— START GIVEN ENTRIES —

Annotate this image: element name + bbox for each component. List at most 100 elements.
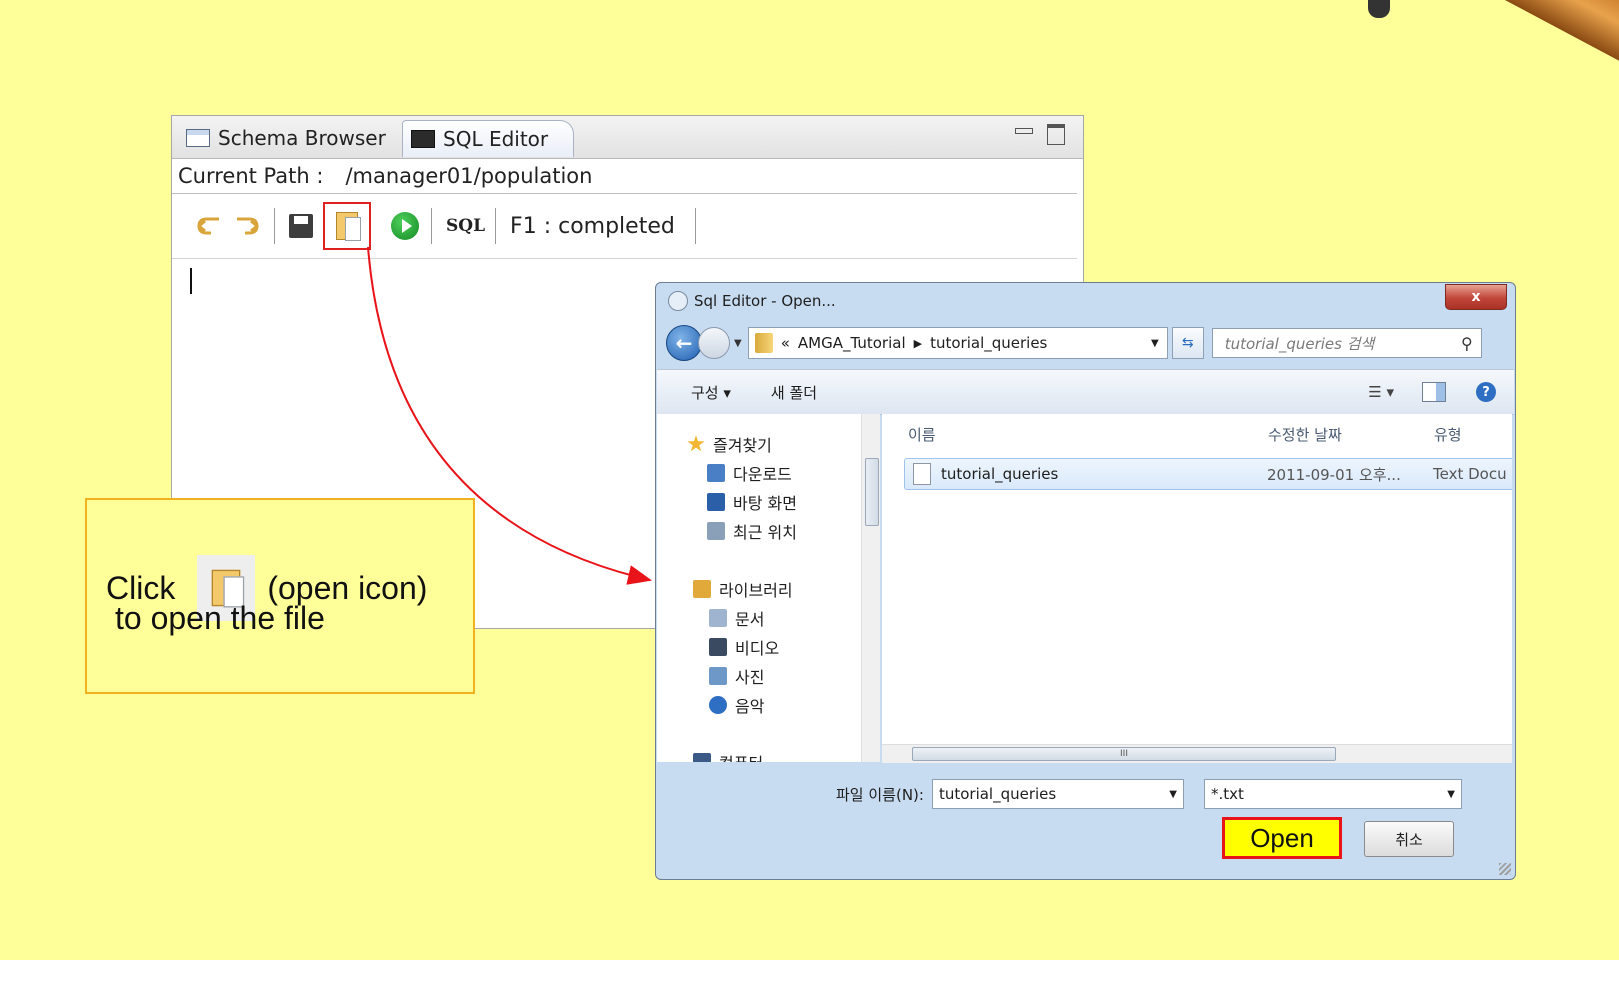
address-row: ← ▼ « AMGA_Tutorial ▶ tutorial_queries ▼… bbox=[666, 325, 1504, 361]
nav-pictures[interactable]: 사진 bbox=[709, 664, 764, 688]
column-header-name[interactable]: 이름 bbox=[908, 424, 936, 445]
navigation-pane: 즐겨찾기 다운로드 바탕 화면 최근 위치 라이브러리 문서 비디오 사진 음악 bbox=[657, 414, 866, 762]
help-icon[interactable]: ? bbox=[1476, 382, 1496, 402]
dialog-app-icon bbox=[668, 291, 688, 311]
run-button[interactable] bbox=[389, 210, 421, 242]
file-list-pane: 이름 수정한 날짜 유형 tutorial_queries 2011-09-01… bbox=[882, 414, 1512, 762]
text-caret bbox=[190, 268, 192, 294]
sql-button[interactable]: SQL bbox=[446, 216, 485, 236]
current-path-value: /manager01/population bbox=[345, 164, 593, 188]
nav-recent-places[interactable]: 최근 위치 bbox=[707, 519, 797, 543]
open-button[interactable]: Open bbox=[1222, 817, 1342, 859]
column-header-type[interactable]: 유형 bbox=[1434, 424, 1462, 445]
filename-row: 파일 이름(N): tutorial_queries ▼ *.txt ▼ bbox=[836, 778, 1496, 810]
nav-documents[interactable]: 문서 bbox=[709, 606, 764, 630]
nav-label: 다운로드 bbox=[733, 465, 792, 484]
search-input[interactable]: tutorial_queries 검색 ⚲ bbox=[1211, 328, 1482, 358]
navigation-scrollbar[interactable] bbox=[861, 414, 880, 762]
filename-dropdown-icon[interactable]: ▼ bbox=[1169, 789, 1177, 800]
nav-libraries[interactable]: 라이브러리 bbox=[693, 577, 793, 601]
preview-pane-icon[interactable] bbox=[1422, 382, 1446, 402]
nav-favorites[interactable]: 즐겨찾기 bbox=[687, 432, 772, 456]
nav-computer[interactable]: 컴퓨터 bbox=[693, 750, 763, 762]
schema-browser-icon bbox=[186, 129, 210, 147]
save-button[interactable] bbox=[285, 210, 317, 242]
redo-icon bbox=[237, 217, 259, 235]
breadcrumb-chevron-icon[interactable]: ▶ bbox=[914, 337, 922, 350]
open-file-button[interactable] bbox=[323, 202, 371, 250]
nav-desktop[interactable]: 바탕 화면 bbox=[707, 490, 797, 514]
nav-label: 사진 bbox=[735, 668, 765, 687]
dialog-close-button[interactable]: x bbox=[1445, 284, 1507, 310]
dialog-title-bar: Sql Editor - Open... bbox=[668, 291, 836, 311]
nav-music[interactable]: 음악 bbox=[709, 693, 764, 717]
recent-places-icon bbox=[707, 522, 725, 540]
tab-schema-browser[interactable]: Schema Browser bbox=[178, 120, 400, 156]
tab-sql-editor[interactable]: SQL Editor bbox=[402, 120, 574, 157]
back-button[interactable]: ← bbox=[666, 325, 702, 361]
nav-label: 라이브러리 bbox=[719, 581, 793, 600]
pencil-tip-decoration bbox=[1368, 0, 1390, 18]
videos-icon bbox=[709, 638, 727, 656]
change-view-icon[interactable]: ☰ ▾ bbox=[1368, 383, 1394, 401]
music-icon bbox=[709, 696, 727, 714]
nav-label: 최근 위치 bbox=[733, 523, 797, 542]
minimize-icon[interactable] bbox=[1015, 128, 1033, 134]
pictures-icon bbox=[709, 667, 727, 685]
redo-button[interactable] bbox=[232, 210, 264, 242]
undo-icon bbox=[197, 217, 219, 235]
tab-label: Schema Browser bbox=[218, 126, 386, 150]
instruction-callout: Click (open icon) to open the file bbox=[85, 498, 475, 694]
horizontal-scroll-thumb[interactable]: III bbox=[912, 747, 1336, 761]
nav-label: 컴퓨터 bbox=[719, 750, 763, 762]
editor-tab-bar: Schema Browser SQL Editor bbox=[172, 116, 1083, 159]
nav-videos[interactable]: 비디오 bbox=[709, 635, 779, 659]
callout-line-2: to open the file bbox=[115, 600, 325, 636]
current-path-bar: Current Path : /manager01/population bbox=[172, 159, 1077, 194]
address-dropdown-icon[interactable]: ▼ bbox=[1151, 338, 1159, 349]
maximize-icon[interactable] bbox=[1047, 124, 1065, 145]
file-type-select[interactable]: *.txt ▼ bbox=[1203, 779, 1462, 809]
toolbar-separator bbox=[431, 208, 432, 244]
forward-button[interactable] bbox=[698, 327, 730, 359]
file-type: Text Docu bbox=[1433, 465, 1507, 483]
desktop-icon bbox=[707, 493, 725, 511]
sql-editor-icon bbox=[411, 130, 435, 148]
column-header-date[interactable]: 수정한 날짜 bbox=[1268, 424, 1342, 445]
current-path-label: Current Path : bbox=[178, 164, 324, 188]
folder-icon bbox=[754, 333, 773, 353]
toolbar-separator bbox=[274, 208, 275, 244]
nav-label: 음악 bbox=[735, 697, 765, 716]
command-bar: 구성 ▾ 새 폴더 ☰ ▾ ? bbox=[657, 369, 1514, 415]
nav-label: 즐겨찾기 bbox=[713, 436, 772, 455]
file-type-value: *.txt bbox=[1210, 785, 1244, 803]
refresh-button[interactable]: ⇆ bbox=[1171, 327, 1204, 359]
new-folder-button[interactable]: 새 폴더 bbox=[771, 382, 817, 403]
breadcrumb-tutorial-queries[interactable]: tutorial_queries bbox=[930, 334, 1047, 352]
dialog-title: Sql Editor - Open... bbox=[694, 292, 836, 310]
file-name: tutorial_queries bbox=[941, 465, 1059, 483]
organize-menu[interactable]: 구성 ▾ bbox=[691, 382, 731, 403]
history-dropdown-icon[interactable]: ▼ bbox=[734, 338, 742, 349]
open-file-dialog: Sql Editor - Open... x ← ▼ « AMGA_Tutori… bbox=[655, 282, 1516, 880]
address-bar[interactable]: « AMGA_Tutorial ▶ tutorial_queries ▼ bbox=[747, 327, 1168, 359]
status-text: F1 : completed bbox=[510, 213, 675, 239]
cancel-button[interactable]: 취소 bbox=[1364, 821, 1454, 857]
breadcrumb-amga-tutorial[interactable]: AMGA_Tutorial bbox=[798, 334, 906, 352]
search-icon[interactable]: ⚲ bbox=[1461, 334, 1473, 353]
computer-icon bbox=[693, 753, 711, 762]
nav-downloads[interactable]: 다운로드 bbox=[707, 461, 792, 485]
resize-grip[interactable] bbox=[1499, 863, 1511, 875]
file-type-dropdown-icon[interactable]: ▼ bbox=[1447, 789, 1455, 800]
filename-input[interactable]: tutorial_queries ▼ bbox=[931, 779, 1184, 809]
toolbar-separator bbox=[495, 208, 497, 244]
file-list-horizontal-scrollbar[interactable]: III bbox=[882, 744, 1512, 763]
toolbar-separator bbox=[694, 208, 696, 244]
nav-label: 비디오 bbox=[735, 639, 780, 658]
search-placeholder: tutorial_queries 검색 bbox=[1224, 334, 1375, 353]
navigation-scroll-thumb[interactable] bbox=[865, 458, 879, 526]
downloads-icon bbox=[707, 464, 725, 482]
slide-bottom-margin bbox=[0, 960, 1619, 991]
undo-button[interactable] bbox=[192, 210, 224, 242]
file-row-tutorial-queries[interactable]: tutorial_queries 2011-09-01 오후... Text D… bbox=[904, 458, 1512, 490]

— END GIVEN ENTRIES —

• GIVEN PROBLEM: Rewrite all the entries above, replacing "tutorial_queries" with "sample_queries" wherever it occurs and keeping everything else the same, and omit the pictures.

• RESPONSE:
Annotate this image: element name + bbox for each component. List at most 100 elements.
address-row: ← ▼ « AMGA_Tutorial ▶ sample_queries ▼… bbox=[666, 325, 1504, 361]
nav-pictures[interactable]: 사진 bbox=[709, 664, 764, 688]
column-header-name[interactable]: 이름 bbox=[908, 424, 936, 445]
navigation-pane: 즐겨찾기 다운로드 바탕 화면 최근 위치 라이브러리 문서 비디오 사진 음악 bbox=[657, 414, 866, 762]
help-icon[interactable]: ? bbox=[1476, 382, 1496, 402]
dialog-app-icon bbox=[668, 291, 688, 311]
run-button[interactable] bbox=[389, 210, 421, 242]
file-list-pane: 이름 수정한 날짜 유형 sample_queries 2011-09-01… bbox=[882, 414, 1512, 762]
text-caret bbox=[190, 268, 192, 294]
sql-button[interactable]: SQL bbox=[446, 216, 485, 236]
current-path-value: /manager01/population bbox=[345, 164, 593, 188]
nav-recent-places[interactable]: 최근 위치 bbox=[707, 519, 797, 543]
open-button[interactable]: Open bbox=[1222, 817, 1342, 859]
column-header-type[interactable]: 유형 bbox=[1434, 424, 1462, 445]
filename-row: 파일 이름(N): sample_queries ▼ *.txt ▼ bbox=[836, 778, 1496, 810]
nav-documents[interactable]: 문서 bbox=[709, 606, 764, 630]
nav-label: 다운로드 bbox=[733, 465, 792, 484]
search-input[interactable]: sample_queries 검색 ⚲ bbox=[1211, 328, 1482, 358]
navigation-scrollbar[interactable] bbox=[861, 414, 880, 762]
filename-dropdown-icon[interactable]: ▼ bbox=[1169, 789, 1177, 800]
nav-libraries[interactable]: 라이브러리 bbox=[693, 577, 793, 601]
preview-pane-icon[interactable] bbox=[1422, 382, 1446, 402]
nav-favorites[interactable]: 즐겨찾기 bbox=[687, 432, 772, 456]
nav-computer[interactable]: 컴퓨터 bbox=[693, 750, 763, 762]
schema-browser-icon bbox=[186, 129, 210, 147]
save-button[interactable] bbox=[285, 210, 317, 242]
redo-icon bbox=[237, 217, 259, 235]
breadcrumb-chevron-icon[interactable]: ▶ bbox=[914, 337, 922, 350]
open-file-button[interactable] bbox=[323, 202, 371, 250]
nav-desktop[interactable]: 바탕 화면 bbox=[707, 490, 797, 514]
nav-label: 사진 bbox=[735, 668, 765, 687]
dialog-close-button[interactable]: x bbox=[1445, 284, 1507, 310]
dialog-title-bar: Sql Editor - Open... bbox=[668, 291, 836, 311]
nav-music[interactable]: 음악 bbox=[709, 693, 764, 717]
recent-places-icon bbox=[707, 522, 725, 540]
tab-schema-browser[interactable]: Schema Browser bbox=[178, 120, 400, 156]
tab-sql-editor[interactable]: SQL Editor bbox=[402, 120, 574, 157]
back-button[interactable]: ← bbox=[666, 325, 702, 361]
nav-label: 라이브러리 bbox=[719, 581, 793, 600]
pencil-tip-decoration bbox=[1368, 0, 1390, 18]
videos-icon bbox=[709, 638, 727, 656]
change-view-icon[interactable]: ☰ ▾ bbox=[1368, 383, 1394, 401]
music-icon bbox=[709, 696, 727, 714]
nav-label: 최근 위치 bbox=[733, 523, 797, 542]
minimize-icon[interactable] bbox=[1015, 128, 1033, 134]
pictures-icon bbox=[709, 667, 727, 685]
redo-button[interactable] bbox=[232, 210, 264, 242]
undo-icon bbox=[197, 217, 219, 235]
tab-label: Schema Browser bbox=[218, 126, 386, 150]
instruction-callout: Click (open icon) to open the file bbox=[85, 498, 475, 694]
horizontal-scroll-thumb[interactable]: III bbox=[912, 747, 1336, 761]
nav-label: 컴퓨터 bbox=[719, 750, 763, 762]
editor-tab-bar: Schema Browser SQL Editor bbox=[172, 116, 1083, 159]
nav-videos[interactable]: 비디오 bbox=[709, 635, 779, 659]
callout-line-2: to open the file bbox=[115, 600, 325, 636]
current-path-bar: Current Path : /manager01/population bbox=[172, 159, 1077, 194]
address-dropdown-icon[interactable]: ▼ bbox=[1151, 338, 1159, 349]
maximize-icon[interactable] bbox=[1047, 124, 1065, 145]
file-type-select[interactable]: *.txt ▼ bbox=[1203, 779, 1462, 809]
toolbar-separator bbox=[431, 208, 432, 244]
forward-button[interactable] bbox=[698, 327, 730, 359]
file-type: Text Docu bbox=[1433, 465, 1507, 483]
desktop-icon bbox=[707, 493, 725, 511]
sql-editor-icon bbox=[411, 130, 435, 148]
column-header-date[interactable]: 수정한 날짜 bbox=[1268, 424, 1342, 445]
current-path-label: Current Path : bbox=[178, 164, 324, 188]
folder-icon bbox=[754, 333, 773, 353]
toolbar-separator bbox=[274, 208, 275, 244]
nav-label: 음악 bbox=[735, 697, 765, 716]
command-bar: 구성 ▾ 새 폴더 ☰ ▾ ? bbox=[657, 369, 1514, 415]
nav-label: 즐겨찾기 bbox=[713, 436, 772, 455]
file-type-value: *.txt bbox=[1210, 785, 1244, 803]
refresh-button[interactable]: ⇆ bbox=[1171, 327, 1204, 359]
new-folder-button[interactable]: 새 폴더 bbox=[771, 382, 817, 403]
breadcrumb-tutorial-queries[interactable]: sample_queries bbox=[930, 334, 1047, 352]
dialog-title: Sql Editor - Open... bbox=[694, 292, 836, 310]
file-name: sample_queries bbox=[941, 465, 1059, 483]
organize-menu[interactable]: 구성 ▾ bbox=[691, 382, 731, 403]
history-dropdown-icon[interactable]: ▼ bbox=[734, 338, 742, 349]
open-file-dialog: Sql Editor - Open... x ← ▼ « AMGA_Tutori… bbox=[655, 282, 1516, 880]
address-bar[interactable]: « AMGA_Tutorial ▶ sample_queries ▼ bbox=[747, 327, 1168, 359]
status-text: F1 : completed bbox=[510, 213, 675, 239]
cancel-button[interactable]: 취소 bbox=[1364, 821, 1454, 857]
breadcrumb-amga-tutorial[interactable]: AMGA_Tutorial bbox=[798, 334, 906, 352]
search-icon[interactable]: ⚲ bbox=[1461, 334, 1473, 353]
computer-icon bbox=[693, 753, 711, 762]
nav-downloads[interactable]: 다운로드 bbox=[707, 461, 792, 485]
resize-grip[interactable] bbox=[1499, 863, 1511, 875]
file-type-dropdown-icon[interactable]: ▼ bbox=[1447, 789, 1455, 800]
filename-input[interactable]: sample_queries ▼ bbox=[931, 779, 1184, 809]
toolbar-separator bbox=[495, 208, 497, 244]
file-list-horizontal-scrollbar[interactable]: III bbox=[882, 744, 1512, 763]
toolbar-separator bbox=[694, 208, 696, 244]
nav-label: 비디오 bbox=[735, 639, 780, 658]
search-placeholder: sample_queries 검색 bbox=[1224, 334, 1375, 353]
navigation-scroll-thumb[interactable] bbox=[865, 458, 879, 526]
downloads-icon bbox=[707, 464, 725, 482]
slide-bottom-margin bbox=[0, 960, 1619, 991]
undo-button[interactable] bbox=[192, 210, 224, 242]
file-row-tutorial-queries[interactable]: sample_queries 2011-09-01 오후... Text D… bbox=[904, 458, 1512, 490]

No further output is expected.